====== DATA EXCERPTS ======

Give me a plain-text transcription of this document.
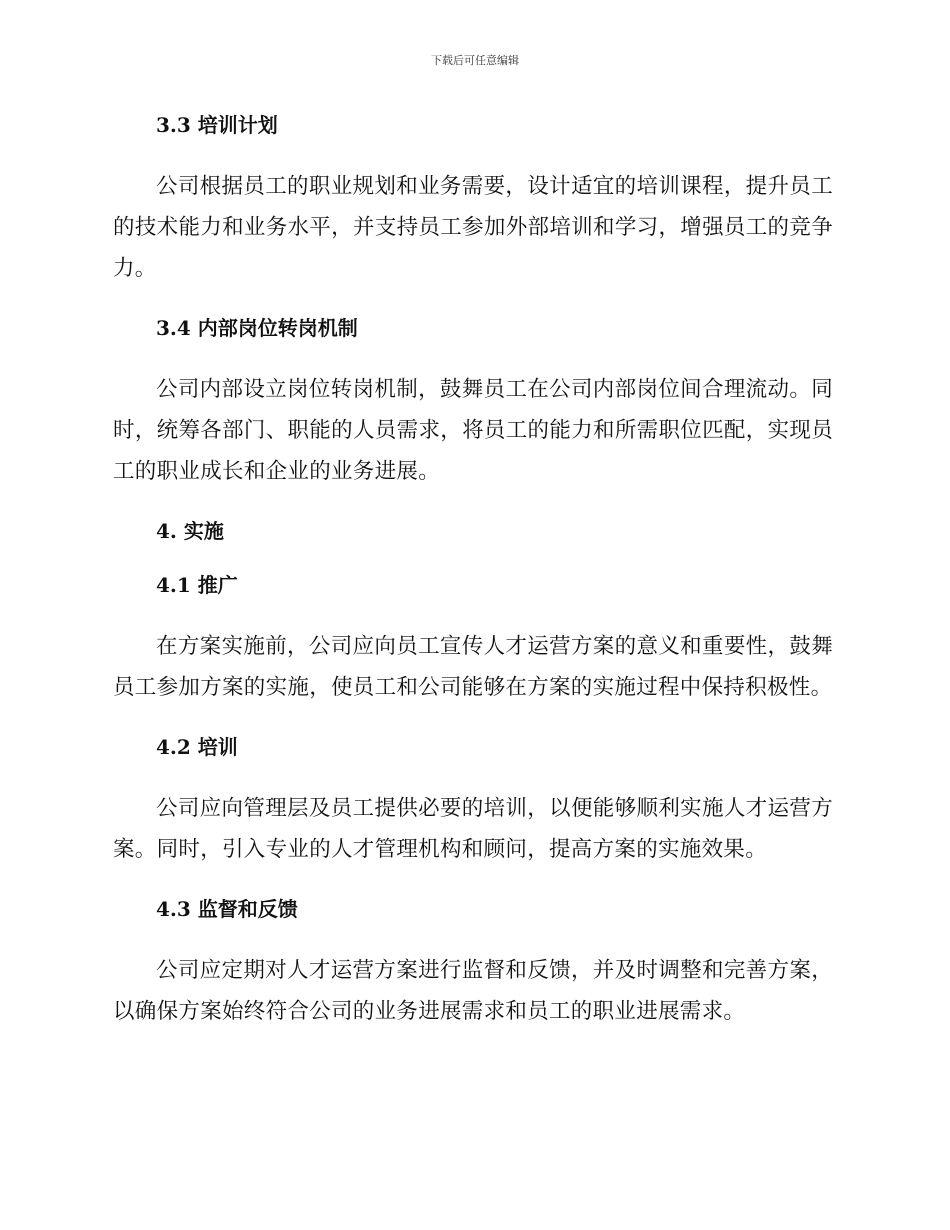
下载后可任意编辑
3.3 培训计划

公司根据员工的职业规划和业务需要，设计适宜的培训课程，提升员工的技术能力和业务水平，并支持员工参加外部培训和学习，增强员工的竞争力。

3.4 内部岗位转岗机制

公司内部设立岗位转岗机制，鼓舞员工在公司内部岗位间合理流动。同时，统筹各部门、职能的人员需求，将员工的能力和所需职位匹配，实现员工的职业成长和企业的业务进展。

4. 实施
4.1 推广

在方案实施前，公司应向员工宣传人才运营方案的意义和重要性，鼓舞员工参加方案的实施，使员工和公司能够在方案的实施过程中保持积极性。

4.2 培训

公司应向管理层及员工提供必要的培训，以便能够顺利实施人才运营方案。同时，引入专业的人才管理机构和顾问，提高方案的实施效果。

4.3 监督和反馈

公司应定期对人才运营方案进行监督和反馈，并及时调整和完善方案，以确保方案始终符合公司的业务进展需求和员工的职业进展需求。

======

# [GIVEN REQUEST]
Repeat the listing in full and exactly. Leave any pictures out.

# [RESPONSE TO THE EXERCISE]
Give me a plain-text transcription of this document.
下载后可任意编辑
3.3 培训计划

公司根据员工的职业规划和业务需要，设计适宜的培训课程，提升员工的技术能力和业务水平，并支持员工参加外部培训和学习，增强员工的竞争力。

3.4 内部岗位转岗机制

公司内部设立岗位转岗机制，鼓舞员工在公司内部岗位间合理流动。同时，统筹各部门、职能的人员需求，将员工的能力和所需职位匹配，实现员工的职业成长和企业的业务进展。

4. 实施
4.1 推广

在方案实施前，公司应向员工宣传人才运营方案的意义和重要性，鼓舞员工参加方案的实施，使员工和公司能够在方案的实施过程中保持积极性。

4.2 培训

公司应向管理层及员工提供必要的培训，以便能够顺利实施人才运营方案。同时，引入专业的人才管理机构和顾问，提高方案的实施效果。

4.3 监督和反馈

公司应定期对人才运营方案进行监督和反馈，并及时调整和完善方案，以确保方案始终符合公司的业务进展需求和员工的职业进展需求。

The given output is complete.